EXERCISE DIRECTIONS →
Swap "Frekvens" for "Frequency" in the data, beginning at the line that has "paragraph-hard-handover: Hard handover" and stopping after the line that has "svg-text:BS2: BS2 [573,958,591,972]", and return only those lines with everything else left unchanged.

THE DATA →
++++
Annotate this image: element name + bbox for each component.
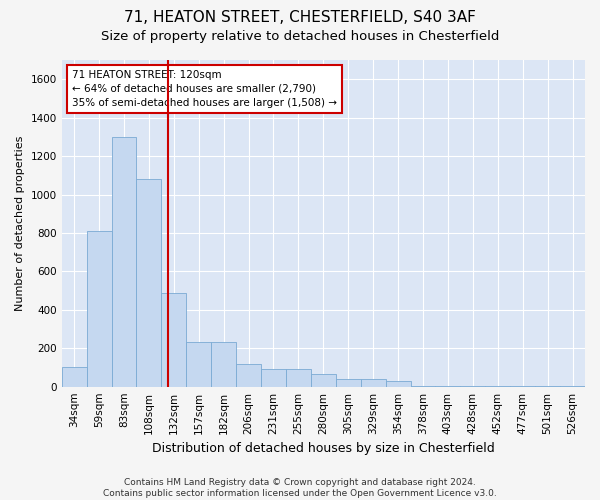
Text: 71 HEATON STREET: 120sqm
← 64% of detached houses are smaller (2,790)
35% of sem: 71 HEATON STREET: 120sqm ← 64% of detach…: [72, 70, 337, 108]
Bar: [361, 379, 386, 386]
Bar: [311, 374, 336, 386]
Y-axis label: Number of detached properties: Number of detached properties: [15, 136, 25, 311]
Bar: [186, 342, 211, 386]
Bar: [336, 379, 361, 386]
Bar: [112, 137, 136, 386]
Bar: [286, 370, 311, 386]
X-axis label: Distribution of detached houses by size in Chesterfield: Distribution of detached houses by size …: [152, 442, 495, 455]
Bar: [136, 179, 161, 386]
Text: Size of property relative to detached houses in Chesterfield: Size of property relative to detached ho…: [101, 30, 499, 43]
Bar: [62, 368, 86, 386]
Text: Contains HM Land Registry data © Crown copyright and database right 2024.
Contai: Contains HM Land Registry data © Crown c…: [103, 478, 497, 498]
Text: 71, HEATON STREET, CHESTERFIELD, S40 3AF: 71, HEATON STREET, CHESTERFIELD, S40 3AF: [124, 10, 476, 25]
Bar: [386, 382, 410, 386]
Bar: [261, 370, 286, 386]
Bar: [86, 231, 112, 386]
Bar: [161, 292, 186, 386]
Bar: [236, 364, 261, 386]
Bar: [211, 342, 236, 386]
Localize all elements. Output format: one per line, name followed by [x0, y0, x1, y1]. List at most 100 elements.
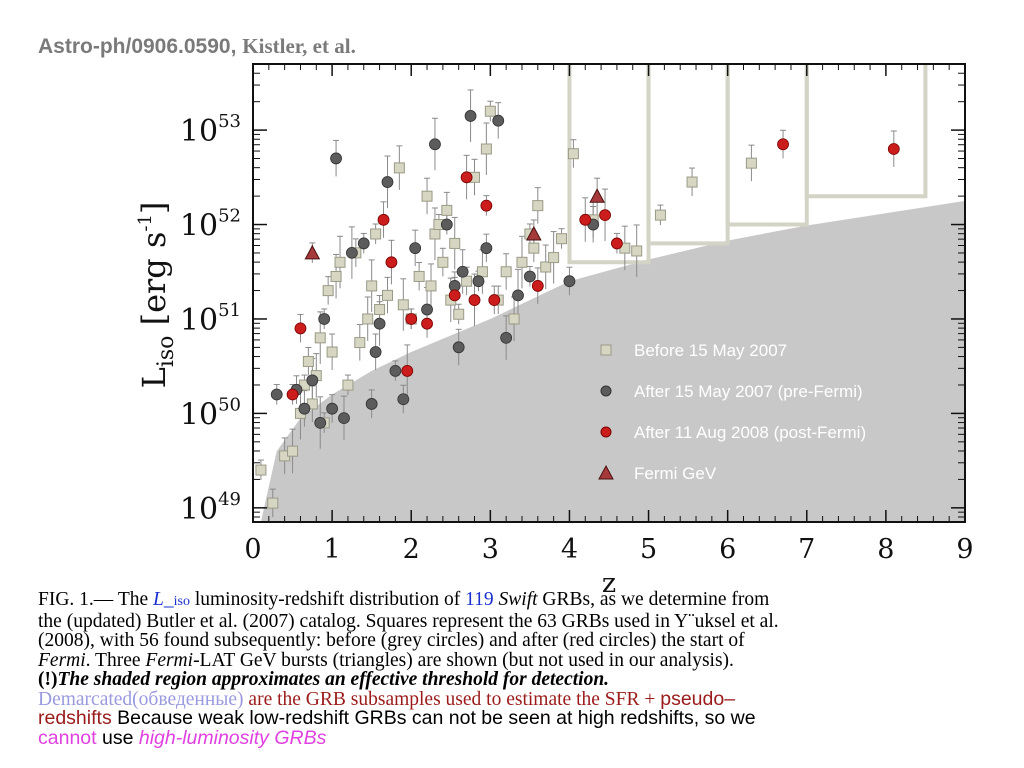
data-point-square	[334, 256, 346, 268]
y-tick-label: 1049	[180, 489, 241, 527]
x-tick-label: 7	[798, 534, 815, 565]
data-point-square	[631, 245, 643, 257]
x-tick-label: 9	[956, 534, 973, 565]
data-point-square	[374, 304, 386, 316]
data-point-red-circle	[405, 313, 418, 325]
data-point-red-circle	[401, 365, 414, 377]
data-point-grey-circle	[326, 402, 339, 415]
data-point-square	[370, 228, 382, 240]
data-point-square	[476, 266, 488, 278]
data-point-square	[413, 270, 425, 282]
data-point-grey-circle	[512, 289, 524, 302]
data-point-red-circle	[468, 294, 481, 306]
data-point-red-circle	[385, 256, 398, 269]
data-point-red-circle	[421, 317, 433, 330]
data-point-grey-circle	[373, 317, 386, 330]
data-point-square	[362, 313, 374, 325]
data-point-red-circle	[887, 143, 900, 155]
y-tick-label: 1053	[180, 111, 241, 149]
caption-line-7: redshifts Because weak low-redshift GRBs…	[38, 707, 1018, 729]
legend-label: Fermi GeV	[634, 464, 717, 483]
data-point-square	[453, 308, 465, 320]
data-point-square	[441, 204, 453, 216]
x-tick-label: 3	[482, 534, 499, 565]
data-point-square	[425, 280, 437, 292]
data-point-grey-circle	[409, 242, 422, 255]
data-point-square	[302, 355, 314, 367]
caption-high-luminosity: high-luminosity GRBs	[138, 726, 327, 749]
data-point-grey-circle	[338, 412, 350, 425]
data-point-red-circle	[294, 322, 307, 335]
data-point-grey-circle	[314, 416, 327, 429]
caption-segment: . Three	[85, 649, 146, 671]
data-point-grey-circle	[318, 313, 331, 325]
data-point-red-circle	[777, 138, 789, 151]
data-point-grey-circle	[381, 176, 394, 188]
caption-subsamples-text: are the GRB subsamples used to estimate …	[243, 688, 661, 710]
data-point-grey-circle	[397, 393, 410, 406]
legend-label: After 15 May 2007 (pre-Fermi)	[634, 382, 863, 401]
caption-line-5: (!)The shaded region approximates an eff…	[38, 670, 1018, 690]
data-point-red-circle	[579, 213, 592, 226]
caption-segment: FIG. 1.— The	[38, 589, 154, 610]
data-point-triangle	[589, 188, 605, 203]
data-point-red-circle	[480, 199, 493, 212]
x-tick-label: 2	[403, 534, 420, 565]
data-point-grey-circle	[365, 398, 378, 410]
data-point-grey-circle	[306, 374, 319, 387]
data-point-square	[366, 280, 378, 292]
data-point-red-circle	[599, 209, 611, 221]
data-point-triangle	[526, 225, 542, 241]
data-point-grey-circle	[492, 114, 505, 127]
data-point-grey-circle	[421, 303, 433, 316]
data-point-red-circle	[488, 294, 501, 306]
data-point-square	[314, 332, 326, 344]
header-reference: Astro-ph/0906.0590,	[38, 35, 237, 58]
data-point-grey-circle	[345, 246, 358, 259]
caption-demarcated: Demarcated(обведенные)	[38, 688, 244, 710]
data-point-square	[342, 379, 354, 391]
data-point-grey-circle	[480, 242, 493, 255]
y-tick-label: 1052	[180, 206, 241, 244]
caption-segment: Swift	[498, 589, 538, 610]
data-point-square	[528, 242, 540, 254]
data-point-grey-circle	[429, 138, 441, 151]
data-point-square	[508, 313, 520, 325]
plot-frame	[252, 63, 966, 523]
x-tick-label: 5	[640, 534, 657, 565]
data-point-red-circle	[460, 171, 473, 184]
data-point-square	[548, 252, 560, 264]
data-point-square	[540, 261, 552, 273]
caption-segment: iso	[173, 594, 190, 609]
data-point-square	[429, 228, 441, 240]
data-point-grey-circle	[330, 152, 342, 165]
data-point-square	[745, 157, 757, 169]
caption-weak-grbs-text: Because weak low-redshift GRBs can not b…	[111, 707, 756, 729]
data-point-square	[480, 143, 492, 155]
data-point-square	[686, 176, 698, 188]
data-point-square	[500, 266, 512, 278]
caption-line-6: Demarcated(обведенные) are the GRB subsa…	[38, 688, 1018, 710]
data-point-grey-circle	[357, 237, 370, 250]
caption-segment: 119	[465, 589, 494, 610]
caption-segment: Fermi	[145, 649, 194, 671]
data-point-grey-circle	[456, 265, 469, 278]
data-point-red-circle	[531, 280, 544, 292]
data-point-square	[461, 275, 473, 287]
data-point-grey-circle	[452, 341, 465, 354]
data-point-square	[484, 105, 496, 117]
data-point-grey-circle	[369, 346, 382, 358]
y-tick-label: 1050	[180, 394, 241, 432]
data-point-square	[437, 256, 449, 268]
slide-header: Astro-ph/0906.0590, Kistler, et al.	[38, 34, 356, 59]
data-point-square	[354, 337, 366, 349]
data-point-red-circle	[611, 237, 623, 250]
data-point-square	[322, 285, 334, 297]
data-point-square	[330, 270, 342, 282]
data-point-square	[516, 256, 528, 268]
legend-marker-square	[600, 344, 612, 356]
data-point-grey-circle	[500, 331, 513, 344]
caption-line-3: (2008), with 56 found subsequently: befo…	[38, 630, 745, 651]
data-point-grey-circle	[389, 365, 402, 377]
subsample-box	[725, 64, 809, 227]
++++
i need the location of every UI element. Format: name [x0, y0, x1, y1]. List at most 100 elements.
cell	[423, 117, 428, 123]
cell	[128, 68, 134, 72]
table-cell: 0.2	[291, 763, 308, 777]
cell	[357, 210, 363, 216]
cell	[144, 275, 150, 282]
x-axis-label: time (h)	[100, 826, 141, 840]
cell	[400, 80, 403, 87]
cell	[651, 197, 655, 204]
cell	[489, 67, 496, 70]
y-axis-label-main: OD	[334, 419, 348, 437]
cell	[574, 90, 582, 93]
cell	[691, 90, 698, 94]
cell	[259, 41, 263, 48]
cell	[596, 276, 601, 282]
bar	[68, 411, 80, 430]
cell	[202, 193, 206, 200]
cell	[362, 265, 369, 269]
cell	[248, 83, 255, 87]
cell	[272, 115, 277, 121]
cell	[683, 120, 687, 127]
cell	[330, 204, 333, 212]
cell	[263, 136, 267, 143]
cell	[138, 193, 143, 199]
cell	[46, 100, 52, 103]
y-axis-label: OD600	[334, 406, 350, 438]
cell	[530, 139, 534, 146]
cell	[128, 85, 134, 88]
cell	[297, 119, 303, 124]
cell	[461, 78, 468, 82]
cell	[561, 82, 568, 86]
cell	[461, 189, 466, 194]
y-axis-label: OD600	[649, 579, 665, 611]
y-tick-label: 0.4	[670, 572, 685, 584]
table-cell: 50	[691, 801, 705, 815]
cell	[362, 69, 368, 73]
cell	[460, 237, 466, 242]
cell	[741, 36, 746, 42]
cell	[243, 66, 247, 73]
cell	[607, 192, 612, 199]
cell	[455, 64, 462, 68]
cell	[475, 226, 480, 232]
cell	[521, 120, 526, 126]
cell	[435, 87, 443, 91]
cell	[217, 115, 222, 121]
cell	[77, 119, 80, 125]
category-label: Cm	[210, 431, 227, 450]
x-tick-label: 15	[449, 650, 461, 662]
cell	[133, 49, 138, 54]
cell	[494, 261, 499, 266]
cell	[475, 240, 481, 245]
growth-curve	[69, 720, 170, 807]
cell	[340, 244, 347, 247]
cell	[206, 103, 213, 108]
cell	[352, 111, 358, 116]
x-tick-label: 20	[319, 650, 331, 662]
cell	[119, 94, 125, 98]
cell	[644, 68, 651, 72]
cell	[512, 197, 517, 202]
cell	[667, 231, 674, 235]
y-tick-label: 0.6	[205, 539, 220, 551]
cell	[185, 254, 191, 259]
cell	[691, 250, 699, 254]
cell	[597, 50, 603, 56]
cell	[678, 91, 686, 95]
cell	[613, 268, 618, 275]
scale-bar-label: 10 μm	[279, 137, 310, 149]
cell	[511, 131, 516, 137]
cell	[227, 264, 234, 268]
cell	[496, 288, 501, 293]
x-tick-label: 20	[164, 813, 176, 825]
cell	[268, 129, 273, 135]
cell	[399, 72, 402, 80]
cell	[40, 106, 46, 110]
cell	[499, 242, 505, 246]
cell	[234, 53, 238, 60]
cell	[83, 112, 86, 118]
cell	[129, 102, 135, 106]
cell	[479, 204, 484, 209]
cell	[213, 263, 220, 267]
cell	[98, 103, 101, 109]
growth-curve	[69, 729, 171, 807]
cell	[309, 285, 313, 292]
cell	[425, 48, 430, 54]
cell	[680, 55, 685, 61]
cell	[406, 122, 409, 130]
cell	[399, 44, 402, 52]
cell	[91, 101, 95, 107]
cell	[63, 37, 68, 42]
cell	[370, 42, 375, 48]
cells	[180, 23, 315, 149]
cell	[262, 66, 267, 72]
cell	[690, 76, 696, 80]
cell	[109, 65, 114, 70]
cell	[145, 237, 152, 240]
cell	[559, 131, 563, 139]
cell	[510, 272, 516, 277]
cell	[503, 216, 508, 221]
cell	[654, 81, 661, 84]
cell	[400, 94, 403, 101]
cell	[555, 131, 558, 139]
++++
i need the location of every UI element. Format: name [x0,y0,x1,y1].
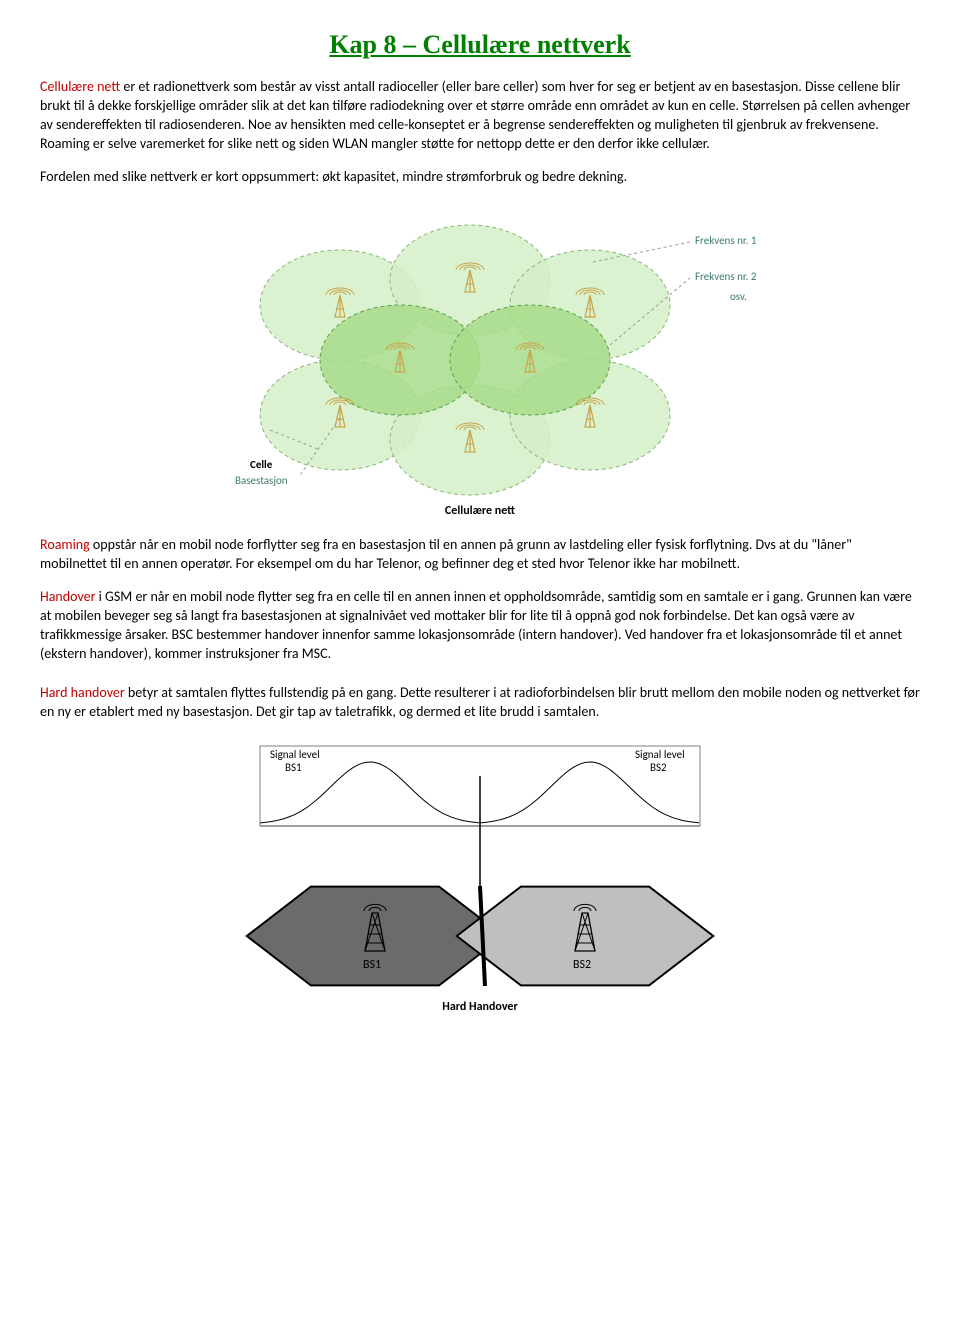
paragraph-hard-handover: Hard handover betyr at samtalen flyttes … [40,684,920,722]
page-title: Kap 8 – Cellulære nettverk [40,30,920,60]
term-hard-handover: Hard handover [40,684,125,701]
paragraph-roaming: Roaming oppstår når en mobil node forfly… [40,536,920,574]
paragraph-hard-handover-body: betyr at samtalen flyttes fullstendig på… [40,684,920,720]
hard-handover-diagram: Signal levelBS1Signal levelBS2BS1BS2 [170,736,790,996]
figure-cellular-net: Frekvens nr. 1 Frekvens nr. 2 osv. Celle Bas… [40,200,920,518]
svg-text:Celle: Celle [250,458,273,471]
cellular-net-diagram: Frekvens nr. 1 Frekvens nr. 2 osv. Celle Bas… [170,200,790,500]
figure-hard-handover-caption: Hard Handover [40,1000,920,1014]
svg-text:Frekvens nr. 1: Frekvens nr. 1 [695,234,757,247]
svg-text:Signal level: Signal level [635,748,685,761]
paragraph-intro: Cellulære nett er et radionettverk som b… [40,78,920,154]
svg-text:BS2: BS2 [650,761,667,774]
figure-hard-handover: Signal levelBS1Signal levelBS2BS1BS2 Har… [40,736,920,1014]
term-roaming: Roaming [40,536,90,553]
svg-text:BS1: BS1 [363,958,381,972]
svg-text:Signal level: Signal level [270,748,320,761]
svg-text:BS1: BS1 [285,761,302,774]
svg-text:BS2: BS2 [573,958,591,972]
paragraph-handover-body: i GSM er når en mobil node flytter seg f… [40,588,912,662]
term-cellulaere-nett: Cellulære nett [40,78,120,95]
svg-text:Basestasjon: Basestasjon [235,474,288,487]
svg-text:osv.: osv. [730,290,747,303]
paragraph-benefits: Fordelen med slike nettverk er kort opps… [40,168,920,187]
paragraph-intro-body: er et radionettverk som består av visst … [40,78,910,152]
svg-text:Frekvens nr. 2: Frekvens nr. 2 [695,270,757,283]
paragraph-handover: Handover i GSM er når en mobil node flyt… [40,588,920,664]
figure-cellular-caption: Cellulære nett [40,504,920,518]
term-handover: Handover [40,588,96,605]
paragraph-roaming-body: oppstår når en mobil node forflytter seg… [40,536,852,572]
++++
EXPECTED ANSWER →
paragraph-hard-handover: Hard handover betyr at samtalen flyttes … [40,684,920,722]
page-title: Kap 8 – Cellulære nettverk [40,30,920,60]
term-hard-handover: Hard handover [40,684,125,701]
paragraph-roaming: Roaming oppstår når en mobil node forfly… [40,536,920,574]
paragraph-hard-handover-body: betyr at samtalen flyttes fullstendig på… [40,684,920,720]
hard-handover-diagram: Signal levelBS1Signal levelBS2BS1BS2 [170,736,790,996]
figure-cellular-net: Frequency nr. 1 Frequency nr. 2 osv. Celle Bas… [40,200,920,518]
svg-text:Celle: Celle [250,458,273,471]
cellular-net-diagram: Frequency nr. 1 Frequency nr. 2 osv. Celle Bas… [170,200,790,500]
figure-hard-handover-caption: Hard Handover [40,1000,920,1014]
svg-text:Frequency nr. 1: Frequency nr. 1 [695,234,757,247]
svg-text:Signal level: Signal level [635,748,685,761]
paragraph-intro: Cellulære nett er et radionettverk som b… [40,78,920,154]
svg-text:BS2: BS2 [650,761,667,774]
figure-hard-handover: Signal levelBS1Signal levelBS2BS1BS2 Har… [40,736,920,1014]
term-roaming: Roaming [40,536,90,553]
svg-text:BS1: BS1 [363,958,381,972]
svg-text:Signal level: Signal level [270,748,320,761]
svg-text:BS1: BS1 [285,761,302,774]
svg-text:BS2: BS2 [573,958,591,972]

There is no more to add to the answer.